### Extrait choisi:
--------

L'un des aspects les plus spectaculaires de la pièce est sans nul doute les costumes. Entièrement blanc, couleur sacrée incarnant la pureté, ils sont, pour la plupart et comme l'exige la tradition, fait de papier. Véritable éblouissement, ils méritent à eux seuls le déplacement, en particulier ceux des dieux des éléments. Extrêmement travaillés, ils ont une grande force expressive au sens que, simplement en les voyant, l'on comprend qui est le personnage ou sa fonction. D'une très bonne tenue mais fluides et détaillés, ils se prêtent particulièrement bien à cette mise en scène. Le seul personnage coloré est le vilain Kali, démon par qui le malheur arrive. Le papier constitue également l'ensemble des accessoires, qu'ils s’agisse d’origamis complexes ou de dés, le papier, blanc comme il se doit, est omniprésent.

 

...pour un art vivant et frais

Le ton est donné dès les premières minutes. Les percussions rythmées nous transportent dans un lointain mystique et fabuleux où les princes bienveillants côtoient les dieux et où les princesses ne sont pas de simples potiches, juste bonnes à marier.

--------

### Consigne 1:
D'après l'extrait sur les costumes de la pièce, quel est le seul personnage coloré ?

### Entrées disponibles:
--------

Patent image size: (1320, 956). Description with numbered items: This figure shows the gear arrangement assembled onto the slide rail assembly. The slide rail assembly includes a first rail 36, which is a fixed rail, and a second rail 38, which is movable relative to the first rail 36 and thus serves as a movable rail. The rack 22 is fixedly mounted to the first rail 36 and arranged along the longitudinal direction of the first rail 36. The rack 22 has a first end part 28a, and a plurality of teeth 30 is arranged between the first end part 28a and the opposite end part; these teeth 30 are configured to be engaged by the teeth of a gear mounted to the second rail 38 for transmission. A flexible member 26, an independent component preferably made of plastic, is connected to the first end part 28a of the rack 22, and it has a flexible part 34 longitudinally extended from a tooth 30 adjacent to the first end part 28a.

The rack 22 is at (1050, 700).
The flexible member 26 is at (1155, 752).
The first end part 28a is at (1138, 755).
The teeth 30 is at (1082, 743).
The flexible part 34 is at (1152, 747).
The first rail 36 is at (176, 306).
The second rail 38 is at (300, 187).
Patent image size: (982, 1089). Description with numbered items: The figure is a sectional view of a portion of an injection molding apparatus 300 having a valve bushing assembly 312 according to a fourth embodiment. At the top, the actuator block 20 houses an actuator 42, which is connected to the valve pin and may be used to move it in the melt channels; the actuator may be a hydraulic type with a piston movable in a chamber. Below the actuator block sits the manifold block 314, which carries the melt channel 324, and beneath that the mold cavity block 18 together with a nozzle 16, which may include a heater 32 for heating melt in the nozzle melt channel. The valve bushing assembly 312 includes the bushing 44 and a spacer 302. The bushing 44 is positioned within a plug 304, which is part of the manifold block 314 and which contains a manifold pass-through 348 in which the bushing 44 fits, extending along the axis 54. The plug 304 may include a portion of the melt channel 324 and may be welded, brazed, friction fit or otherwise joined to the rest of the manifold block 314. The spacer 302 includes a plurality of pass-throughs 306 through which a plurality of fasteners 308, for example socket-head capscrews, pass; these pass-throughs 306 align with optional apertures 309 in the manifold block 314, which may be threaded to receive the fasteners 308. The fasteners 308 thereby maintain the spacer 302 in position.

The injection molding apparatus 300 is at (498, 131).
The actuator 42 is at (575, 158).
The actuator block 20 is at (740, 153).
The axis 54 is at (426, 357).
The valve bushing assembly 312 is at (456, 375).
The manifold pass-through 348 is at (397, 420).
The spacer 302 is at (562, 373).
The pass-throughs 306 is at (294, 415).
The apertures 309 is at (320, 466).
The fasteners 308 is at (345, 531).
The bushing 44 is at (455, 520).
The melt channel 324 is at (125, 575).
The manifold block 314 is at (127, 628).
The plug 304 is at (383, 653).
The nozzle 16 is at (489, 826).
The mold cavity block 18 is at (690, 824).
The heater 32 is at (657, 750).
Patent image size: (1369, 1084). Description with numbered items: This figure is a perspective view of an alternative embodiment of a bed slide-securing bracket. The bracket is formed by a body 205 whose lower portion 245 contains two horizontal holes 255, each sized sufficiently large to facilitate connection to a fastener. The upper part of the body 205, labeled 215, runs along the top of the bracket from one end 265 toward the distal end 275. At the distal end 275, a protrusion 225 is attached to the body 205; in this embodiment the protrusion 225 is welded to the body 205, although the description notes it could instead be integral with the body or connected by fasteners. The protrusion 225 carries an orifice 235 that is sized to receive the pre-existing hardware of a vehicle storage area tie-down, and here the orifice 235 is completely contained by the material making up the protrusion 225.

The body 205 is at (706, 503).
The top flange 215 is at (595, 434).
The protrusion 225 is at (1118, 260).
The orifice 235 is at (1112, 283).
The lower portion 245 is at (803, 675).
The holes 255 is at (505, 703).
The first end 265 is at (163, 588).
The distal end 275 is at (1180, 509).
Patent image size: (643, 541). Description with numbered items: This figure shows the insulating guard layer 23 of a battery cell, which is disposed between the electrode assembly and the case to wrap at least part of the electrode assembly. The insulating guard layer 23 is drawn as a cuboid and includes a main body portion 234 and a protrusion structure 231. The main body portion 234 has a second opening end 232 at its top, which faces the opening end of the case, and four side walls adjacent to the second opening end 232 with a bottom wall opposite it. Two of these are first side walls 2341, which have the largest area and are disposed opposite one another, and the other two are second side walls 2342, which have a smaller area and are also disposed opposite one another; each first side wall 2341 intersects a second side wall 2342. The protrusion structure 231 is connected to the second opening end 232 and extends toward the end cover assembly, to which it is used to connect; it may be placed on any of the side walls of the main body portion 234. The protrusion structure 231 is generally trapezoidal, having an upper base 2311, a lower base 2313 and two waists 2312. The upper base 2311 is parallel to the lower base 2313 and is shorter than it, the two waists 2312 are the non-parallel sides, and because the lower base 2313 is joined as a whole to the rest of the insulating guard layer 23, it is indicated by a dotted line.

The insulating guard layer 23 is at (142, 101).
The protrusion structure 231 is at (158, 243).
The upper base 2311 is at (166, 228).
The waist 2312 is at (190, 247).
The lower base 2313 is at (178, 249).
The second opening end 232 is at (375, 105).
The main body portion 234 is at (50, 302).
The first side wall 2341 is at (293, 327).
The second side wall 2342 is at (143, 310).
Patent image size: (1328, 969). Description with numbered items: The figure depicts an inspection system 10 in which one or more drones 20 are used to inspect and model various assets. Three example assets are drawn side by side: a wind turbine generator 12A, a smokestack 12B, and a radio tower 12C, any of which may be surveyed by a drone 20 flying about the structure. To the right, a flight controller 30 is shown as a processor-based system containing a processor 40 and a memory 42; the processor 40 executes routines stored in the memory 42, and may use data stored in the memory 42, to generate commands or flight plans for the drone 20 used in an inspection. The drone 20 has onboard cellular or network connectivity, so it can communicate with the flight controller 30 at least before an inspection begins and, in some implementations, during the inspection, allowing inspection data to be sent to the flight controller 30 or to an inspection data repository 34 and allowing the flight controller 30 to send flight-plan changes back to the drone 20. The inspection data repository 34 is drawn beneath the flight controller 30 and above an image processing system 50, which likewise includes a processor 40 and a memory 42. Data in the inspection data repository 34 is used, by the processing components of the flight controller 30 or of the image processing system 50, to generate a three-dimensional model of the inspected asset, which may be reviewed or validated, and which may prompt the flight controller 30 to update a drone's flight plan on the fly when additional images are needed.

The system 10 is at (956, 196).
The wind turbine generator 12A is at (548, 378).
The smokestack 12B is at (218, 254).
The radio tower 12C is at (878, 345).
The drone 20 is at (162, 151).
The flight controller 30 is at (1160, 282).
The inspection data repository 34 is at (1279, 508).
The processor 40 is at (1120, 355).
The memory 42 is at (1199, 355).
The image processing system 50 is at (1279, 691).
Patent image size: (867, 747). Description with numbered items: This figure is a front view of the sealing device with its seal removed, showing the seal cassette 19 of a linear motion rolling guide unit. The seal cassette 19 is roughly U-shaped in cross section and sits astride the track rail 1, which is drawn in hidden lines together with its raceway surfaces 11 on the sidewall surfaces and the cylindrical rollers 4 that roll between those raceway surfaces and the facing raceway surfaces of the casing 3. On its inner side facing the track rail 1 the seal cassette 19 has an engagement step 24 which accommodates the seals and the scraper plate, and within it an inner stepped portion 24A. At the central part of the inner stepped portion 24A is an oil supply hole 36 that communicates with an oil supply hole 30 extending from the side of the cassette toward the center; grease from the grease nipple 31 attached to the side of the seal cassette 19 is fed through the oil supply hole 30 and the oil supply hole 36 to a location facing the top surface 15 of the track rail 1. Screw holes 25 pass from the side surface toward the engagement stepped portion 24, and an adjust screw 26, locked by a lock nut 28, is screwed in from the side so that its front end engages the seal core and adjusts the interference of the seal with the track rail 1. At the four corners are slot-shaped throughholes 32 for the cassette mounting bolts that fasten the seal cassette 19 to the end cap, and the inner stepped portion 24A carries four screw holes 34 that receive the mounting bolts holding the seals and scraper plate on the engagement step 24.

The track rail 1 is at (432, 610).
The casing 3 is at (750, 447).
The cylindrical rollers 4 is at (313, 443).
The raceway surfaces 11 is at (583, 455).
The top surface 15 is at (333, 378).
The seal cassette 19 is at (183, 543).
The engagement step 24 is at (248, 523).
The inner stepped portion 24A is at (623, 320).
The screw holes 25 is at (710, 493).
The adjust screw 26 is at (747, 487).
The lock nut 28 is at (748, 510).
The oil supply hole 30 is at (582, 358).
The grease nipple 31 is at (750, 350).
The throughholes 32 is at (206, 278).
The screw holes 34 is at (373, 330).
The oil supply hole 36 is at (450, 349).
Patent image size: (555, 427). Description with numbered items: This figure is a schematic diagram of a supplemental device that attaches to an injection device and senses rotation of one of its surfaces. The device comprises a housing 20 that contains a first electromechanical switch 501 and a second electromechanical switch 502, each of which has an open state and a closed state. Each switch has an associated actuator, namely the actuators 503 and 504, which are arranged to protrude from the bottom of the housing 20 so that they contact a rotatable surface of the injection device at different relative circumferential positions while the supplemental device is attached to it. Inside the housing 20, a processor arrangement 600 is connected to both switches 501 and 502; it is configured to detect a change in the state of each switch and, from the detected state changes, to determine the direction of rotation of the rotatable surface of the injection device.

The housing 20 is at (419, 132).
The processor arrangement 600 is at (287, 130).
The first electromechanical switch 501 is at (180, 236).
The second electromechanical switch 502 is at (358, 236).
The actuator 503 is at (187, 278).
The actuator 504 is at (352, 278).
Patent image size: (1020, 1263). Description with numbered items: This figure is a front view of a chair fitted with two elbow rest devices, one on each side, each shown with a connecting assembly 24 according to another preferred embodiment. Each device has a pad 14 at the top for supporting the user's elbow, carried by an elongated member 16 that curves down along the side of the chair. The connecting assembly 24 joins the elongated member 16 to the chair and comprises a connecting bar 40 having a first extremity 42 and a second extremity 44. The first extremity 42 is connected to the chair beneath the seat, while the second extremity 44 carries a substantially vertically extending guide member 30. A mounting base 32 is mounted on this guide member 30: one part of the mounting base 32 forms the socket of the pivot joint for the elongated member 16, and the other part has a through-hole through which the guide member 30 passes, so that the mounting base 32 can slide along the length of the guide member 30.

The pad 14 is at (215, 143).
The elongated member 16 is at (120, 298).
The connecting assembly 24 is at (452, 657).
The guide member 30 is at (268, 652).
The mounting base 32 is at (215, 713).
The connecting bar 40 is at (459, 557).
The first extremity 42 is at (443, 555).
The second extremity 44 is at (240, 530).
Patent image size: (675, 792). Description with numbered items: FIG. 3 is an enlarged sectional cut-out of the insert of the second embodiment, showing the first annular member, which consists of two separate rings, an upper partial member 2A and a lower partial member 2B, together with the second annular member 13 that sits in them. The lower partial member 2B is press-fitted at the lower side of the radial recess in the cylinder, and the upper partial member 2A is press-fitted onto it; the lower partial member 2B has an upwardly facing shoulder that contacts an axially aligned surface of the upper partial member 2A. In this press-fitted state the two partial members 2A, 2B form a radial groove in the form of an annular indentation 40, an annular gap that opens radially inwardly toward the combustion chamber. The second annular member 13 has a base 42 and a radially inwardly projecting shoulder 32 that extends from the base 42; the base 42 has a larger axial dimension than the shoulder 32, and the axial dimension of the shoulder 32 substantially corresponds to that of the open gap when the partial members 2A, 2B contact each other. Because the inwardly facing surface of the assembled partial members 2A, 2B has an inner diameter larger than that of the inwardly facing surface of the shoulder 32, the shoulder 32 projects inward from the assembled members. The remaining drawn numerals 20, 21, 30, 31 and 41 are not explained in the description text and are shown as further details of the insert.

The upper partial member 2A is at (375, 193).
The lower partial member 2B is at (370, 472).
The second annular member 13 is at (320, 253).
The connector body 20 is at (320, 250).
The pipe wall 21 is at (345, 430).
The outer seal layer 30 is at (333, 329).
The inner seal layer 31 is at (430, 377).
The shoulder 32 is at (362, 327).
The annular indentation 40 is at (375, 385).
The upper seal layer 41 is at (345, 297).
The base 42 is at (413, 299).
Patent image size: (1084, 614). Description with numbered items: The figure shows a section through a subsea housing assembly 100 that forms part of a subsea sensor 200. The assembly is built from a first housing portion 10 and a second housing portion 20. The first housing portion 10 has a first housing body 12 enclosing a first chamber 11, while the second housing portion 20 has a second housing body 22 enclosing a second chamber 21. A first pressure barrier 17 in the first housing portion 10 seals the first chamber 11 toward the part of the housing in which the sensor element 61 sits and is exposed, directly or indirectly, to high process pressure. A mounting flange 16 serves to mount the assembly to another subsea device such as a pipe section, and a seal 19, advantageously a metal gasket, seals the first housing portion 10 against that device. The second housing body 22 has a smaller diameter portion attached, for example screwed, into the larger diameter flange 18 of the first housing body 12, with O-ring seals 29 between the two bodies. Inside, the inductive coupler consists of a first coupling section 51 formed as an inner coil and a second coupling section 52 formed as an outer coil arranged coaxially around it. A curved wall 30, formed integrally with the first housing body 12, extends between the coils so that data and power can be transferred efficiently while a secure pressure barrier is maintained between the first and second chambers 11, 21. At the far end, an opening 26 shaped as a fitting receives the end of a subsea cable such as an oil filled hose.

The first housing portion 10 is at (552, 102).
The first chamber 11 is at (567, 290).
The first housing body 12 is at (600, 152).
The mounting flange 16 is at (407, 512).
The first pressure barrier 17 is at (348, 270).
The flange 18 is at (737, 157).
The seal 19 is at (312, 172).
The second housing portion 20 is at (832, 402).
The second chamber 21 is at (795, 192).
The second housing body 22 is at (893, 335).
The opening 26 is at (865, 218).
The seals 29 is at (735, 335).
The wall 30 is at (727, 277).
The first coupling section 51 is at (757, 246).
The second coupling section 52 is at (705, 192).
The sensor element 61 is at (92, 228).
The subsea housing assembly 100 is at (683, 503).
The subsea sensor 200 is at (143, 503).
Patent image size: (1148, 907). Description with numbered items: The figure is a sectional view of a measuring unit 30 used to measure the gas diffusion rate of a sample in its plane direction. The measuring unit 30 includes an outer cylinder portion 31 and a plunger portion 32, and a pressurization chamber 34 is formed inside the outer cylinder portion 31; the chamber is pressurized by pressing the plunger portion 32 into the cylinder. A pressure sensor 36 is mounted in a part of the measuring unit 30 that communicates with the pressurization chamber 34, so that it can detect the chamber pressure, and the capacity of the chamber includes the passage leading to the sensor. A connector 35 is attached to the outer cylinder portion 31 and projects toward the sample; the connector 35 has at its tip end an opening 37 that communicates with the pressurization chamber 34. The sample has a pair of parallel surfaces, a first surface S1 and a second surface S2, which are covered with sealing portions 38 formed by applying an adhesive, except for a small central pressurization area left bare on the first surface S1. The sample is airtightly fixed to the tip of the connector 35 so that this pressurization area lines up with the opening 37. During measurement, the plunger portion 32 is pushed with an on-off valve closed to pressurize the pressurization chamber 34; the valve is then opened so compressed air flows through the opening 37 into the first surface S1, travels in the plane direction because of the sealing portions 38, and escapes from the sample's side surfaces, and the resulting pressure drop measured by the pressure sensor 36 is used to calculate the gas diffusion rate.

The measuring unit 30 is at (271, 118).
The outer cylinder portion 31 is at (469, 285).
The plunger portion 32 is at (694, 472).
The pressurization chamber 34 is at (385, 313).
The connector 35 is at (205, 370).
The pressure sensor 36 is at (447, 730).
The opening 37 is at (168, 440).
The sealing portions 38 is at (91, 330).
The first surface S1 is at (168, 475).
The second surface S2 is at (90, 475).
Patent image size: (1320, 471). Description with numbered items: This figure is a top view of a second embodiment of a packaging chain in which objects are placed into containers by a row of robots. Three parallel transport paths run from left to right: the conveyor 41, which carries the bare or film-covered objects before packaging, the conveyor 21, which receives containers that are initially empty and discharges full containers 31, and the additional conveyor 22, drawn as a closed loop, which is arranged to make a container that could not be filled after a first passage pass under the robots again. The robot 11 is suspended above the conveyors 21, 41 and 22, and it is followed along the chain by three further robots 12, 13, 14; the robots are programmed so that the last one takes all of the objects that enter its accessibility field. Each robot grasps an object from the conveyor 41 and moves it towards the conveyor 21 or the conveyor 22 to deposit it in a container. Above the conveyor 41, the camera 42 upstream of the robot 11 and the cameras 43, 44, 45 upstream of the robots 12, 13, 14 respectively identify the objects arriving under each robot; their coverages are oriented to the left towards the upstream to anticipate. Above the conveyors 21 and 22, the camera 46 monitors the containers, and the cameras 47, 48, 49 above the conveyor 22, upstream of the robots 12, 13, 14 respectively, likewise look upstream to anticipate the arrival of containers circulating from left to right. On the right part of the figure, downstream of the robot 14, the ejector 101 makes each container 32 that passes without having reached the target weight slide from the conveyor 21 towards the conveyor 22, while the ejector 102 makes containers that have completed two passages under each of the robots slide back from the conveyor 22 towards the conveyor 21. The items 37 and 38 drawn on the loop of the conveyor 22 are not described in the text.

--------

### Consigne 2:
Recopiez fidèlement, dans les entrées, le passage qui s'ouvre sur la ligne contenant « Patent image size: (643, 541). » et se ferme sur la ligne contenant « The upper base 2311 is at (166, 228). », ces deux lignes comprises.

### Corrigé 1:
Le vilain Kali, démon par qui le malheur arrive.

### Corrigé 2:
Patent image size: (643, 541). Description with numbered items: This figure shows the insulating guard layer 23 of a battery cell, which is disposed between the electrode assembly and the case to wrap at least part of the electrode assembly. The insulating guard layer 23 is drawn as a cuboid and includes a main body portion 234 and a protrusion structure 231. The main body portion 234 has a second opening end 232 at its top, which faces the opening end of the case, and four side walls adjacent to the second opening end 232 with a bottom wall opposite it. Two of these are first side walls 2341, which have the largest area and are disposed opposite one another, and the other two are second side walls 2342, which have a smaller area and are also disposed opposite one another; each first side wall 2341 intersects a second side wall 2342. The protrusion structure 231 is connected to the second opening end 232 and extends toward the end cover assembly, to which it is used to connect; it may be placed on any of the side walls of the main body portion 234. The protrusion structure 231 is generally trapezoidal, having an upper base 2311, a lower base 2313 and two waists 2312. The upper base 2311 is parallel to the lower base 2313 and is shorter than it, the two waists 2312 are the non-parallel sides, and because the lower base 2313 is joined as a whole to the rest of the insulating guard layer 23, it is indicated by a dotted line.

The insulating guard layer 23 is at (142, 101).
The protrusion structure 231 is at (158, 243).
The upper base 2311 is at (166, 228).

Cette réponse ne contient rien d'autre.